Data records
[Start]

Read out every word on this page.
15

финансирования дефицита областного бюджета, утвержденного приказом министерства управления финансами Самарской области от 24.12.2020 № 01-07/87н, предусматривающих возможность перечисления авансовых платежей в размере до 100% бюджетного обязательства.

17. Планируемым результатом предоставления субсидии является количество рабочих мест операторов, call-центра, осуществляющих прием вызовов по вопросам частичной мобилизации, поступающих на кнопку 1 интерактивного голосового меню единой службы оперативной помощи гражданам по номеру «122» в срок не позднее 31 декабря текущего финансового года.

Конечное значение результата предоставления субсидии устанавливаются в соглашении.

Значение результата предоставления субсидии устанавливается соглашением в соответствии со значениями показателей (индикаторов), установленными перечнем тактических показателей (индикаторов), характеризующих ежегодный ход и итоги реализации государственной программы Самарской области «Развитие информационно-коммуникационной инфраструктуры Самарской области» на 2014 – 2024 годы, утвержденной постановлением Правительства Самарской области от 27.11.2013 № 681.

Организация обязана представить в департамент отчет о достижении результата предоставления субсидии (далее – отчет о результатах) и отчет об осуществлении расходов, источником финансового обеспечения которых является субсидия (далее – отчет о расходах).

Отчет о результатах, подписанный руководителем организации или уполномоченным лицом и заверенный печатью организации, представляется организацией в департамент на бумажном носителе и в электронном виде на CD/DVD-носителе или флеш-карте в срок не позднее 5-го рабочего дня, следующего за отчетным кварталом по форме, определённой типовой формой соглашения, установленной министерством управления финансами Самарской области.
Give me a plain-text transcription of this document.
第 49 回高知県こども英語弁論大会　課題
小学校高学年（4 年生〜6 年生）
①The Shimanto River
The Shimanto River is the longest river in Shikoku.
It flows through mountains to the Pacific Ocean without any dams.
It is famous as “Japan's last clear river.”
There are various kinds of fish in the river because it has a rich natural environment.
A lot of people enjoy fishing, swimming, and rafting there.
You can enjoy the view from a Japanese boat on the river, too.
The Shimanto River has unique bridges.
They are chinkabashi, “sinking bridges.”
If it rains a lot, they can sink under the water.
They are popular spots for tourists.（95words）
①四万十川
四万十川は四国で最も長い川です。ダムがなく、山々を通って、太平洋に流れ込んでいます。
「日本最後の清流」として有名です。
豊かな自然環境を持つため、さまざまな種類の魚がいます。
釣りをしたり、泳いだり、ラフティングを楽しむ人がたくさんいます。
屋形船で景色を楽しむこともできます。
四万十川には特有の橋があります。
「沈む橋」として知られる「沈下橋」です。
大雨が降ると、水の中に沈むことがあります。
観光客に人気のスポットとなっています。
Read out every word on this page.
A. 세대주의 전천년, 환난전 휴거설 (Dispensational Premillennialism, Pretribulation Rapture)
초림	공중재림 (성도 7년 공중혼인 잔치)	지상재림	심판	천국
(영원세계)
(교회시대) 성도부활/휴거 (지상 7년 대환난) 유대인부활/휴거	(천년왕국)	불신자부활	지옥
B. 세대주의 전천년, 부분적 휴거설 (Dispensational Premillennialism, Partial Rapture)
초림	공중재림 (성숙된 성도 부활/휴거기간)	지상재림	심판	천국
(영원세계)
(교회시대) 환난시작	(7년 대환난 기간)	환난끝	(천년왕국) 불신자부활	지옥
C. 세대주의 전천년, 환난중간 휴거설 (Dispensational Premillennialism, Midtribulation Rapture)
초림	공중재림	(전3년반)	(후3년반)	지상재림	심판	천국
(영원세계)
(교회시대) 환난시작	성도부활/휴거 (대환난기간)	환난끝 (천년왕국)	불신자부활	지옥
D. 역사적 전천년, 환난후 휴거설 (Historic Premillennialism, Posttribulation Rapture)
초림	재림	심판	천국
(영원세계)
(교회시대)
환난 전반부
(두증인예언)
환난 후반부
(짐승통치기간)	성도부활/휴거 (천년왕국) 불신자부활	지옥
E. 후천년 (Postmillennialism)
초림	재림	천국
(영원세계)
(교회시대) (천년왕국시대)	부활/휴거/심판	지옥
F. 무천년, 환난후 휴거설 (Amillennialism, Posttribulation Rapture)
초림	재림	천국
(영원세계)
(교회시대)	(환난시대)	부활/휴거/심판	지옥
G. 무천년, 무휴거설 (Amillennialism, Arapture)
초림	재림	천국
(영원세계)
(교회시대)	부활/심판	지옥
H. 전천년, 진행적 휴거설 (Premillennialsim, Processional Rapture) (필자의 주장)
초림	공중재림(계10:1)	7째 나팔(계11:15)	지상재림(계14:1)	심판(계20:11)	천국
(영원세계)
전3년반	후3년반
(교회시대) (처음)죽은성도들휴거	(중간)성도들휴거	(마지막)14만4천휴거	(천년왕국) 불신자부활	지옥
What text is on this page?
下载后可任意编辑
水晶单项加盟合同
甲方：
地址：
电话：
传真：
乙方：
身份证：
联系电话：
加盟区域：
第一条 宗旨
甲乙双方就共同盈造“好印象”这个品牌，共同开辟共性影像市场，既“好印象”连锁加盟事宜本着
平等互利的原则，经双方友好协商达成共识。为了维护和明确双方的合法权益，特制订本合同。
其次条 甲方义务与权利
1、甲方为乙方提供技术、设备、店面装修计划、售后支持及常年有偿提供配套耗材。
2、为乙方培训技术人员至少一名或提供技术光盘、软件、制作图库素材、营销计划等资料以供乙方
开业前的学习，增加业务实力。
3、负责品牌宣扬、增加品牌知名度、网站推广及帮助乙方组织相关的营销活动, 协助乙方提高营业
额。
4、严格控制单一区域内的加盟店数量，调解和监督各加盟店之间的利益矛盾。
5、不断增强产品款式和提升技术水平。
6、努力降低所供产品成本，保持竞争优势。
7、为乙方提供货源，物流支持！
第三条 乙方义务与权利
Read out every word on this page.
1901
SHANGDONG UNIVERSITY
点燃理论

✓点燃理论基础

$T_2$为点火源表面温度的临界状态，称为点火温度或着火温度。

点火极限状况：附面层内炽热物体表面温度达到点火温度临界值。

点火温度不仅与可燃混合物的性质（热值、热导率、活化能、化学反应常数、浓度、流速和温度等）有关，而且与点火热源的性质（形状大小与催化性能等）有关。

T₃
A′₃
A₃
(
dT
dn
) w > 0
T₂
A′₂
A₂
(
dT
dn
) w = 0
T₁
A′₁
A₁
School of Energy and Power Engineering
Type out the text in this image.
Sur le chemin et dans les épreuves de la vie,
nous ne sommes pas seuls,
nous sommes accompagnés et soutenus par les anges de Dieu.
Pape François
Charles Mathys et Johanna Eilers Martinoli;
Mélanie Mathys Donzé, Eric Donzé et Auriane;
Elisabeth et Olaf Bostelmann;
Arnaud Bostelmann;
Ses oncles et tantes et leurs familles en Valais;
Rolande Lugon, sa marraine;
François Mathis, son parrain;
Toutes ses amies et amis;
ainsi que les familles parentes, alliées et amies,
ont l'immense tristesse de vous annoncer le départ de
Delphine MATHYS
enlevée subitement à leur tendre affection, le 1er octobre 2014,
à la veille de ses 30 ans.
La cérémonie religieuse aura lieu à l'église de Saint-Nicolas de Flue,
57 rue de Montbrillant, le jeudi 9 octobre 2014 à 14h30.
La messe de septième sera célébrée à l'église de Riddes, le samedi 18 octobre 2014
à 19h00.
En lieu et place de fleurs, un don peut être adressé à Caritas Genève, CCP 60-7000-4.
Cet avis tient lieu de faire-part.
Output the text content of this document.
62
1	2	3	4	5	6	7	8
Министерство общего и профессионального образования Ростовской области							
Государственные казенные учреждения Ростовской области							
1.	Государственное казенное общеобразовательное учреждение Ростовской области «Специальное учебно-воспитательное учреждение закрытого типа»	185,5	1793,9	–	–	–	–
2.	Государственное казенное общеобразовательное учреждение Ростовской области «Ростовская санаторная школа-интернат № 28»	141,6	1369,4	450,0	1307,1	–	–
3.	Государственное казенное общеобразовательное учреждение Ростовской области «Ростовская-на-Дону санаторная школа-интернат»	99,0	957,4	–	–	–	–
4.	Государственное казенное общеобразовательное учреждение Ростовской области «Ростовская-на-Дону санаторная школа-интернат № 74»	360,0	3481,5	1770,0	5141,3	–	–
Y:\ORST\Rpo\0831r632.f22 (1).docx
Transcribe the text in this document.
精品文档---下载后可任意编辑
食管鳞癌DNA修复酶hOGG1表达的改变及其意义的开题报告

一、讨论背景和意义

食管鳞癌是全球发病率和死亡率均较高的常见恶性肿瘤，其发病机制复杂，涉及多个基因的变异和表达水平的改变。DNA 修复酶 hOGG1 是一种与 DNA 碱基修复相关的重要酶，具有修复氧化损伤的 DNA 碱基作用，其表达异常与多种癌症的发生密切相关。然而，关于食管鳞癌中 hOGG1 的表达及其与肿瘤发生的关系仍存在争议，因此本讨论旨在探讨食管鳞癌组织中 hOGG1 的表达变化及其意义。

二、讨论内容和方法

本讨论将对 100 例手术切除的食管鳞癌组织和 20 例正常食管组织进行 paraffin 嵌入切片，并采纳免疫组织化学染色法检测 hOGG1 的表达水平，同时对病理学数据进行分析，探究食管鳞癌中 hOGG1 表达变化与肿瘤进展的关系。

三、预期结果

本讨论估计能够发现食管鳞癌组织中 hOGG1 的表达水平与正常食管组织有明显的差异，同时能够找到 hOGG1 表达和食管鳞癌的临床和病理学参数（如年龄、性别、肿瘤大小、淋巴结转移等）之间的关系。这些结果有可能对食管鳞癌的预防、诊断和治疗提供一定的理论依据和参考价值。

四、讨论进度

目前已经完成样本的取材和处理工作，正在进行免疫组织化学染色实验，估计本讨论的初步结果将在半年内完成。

[End]

__Stated goal__
Give only the number of lines in the records that contain the string "불신자부활".

__The answer__
5